[Recorded data]
════════

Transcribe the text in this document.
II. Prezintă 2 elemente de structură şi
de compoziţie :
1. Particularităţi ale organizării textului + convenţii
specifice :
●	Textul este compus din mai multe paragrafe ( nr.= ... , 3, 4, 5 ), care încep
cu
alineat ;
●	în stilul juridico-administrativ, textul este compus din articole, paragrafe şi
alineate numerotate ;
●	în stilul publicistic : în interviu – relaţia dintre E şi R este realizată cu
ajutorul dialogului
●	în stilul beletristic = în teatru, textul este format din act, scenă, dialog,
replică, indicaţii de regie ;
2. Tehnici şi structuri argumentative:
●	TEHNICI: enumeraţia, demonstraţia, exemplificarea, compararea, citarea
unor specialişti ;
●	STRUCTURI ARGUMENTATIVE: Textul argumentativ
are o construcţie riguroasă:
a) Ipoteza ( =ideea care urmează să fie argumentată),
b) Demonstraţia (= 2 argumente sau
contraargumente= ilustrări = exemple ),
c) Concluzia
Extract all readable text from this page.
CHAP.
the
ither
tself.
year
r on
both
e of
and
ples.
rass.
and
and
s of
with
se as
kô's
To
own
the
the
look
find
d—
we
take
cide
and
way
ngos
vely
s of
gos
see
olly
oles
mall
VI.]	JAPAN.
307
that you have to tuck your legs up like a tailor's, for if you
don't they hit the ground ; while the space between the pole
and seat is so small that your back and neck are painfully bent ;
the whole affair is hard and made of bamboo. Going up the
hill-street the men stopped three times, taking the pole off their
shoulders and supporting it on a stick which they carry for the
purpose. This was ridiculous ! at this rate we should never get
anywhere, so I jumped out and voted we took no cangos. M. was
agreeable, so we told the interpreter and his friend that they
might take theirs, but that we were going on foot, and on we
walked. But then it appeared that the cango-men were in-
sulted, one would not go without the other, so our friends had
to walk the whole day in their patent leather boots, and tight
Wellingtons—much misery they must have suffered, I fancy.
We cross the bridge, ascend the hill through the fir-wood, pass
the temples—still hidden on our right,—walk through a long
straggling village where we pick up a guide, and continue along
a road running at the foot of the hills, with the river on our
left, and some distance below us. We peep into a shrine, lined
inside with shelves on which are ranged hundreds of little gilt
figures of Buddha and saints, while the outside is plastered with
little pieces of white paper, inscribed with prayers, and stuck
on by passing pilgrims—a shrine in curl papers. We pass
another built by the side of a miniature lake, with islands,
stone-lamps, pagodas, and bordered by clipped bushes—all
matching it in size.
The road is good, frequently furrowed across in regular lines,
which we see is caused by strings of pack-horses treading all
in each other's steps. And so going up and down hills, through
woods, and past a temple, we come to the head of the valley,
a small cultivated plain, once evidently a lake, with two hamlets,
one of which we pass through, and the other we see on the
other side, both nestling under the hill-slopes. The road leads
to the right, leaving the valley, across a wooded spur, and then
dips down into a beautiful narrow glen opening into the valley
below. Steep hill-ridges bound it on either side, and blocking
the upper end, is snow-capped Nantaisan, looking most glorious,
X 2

════════

WHAT TO DO –
Check each line above for the word "into", and copy the lines where it appears.

WRITTEN RESPONSE –
left, and some distance below us. We peep into a shrine, lined
dips down into a beautiful narrow glen opening into the valley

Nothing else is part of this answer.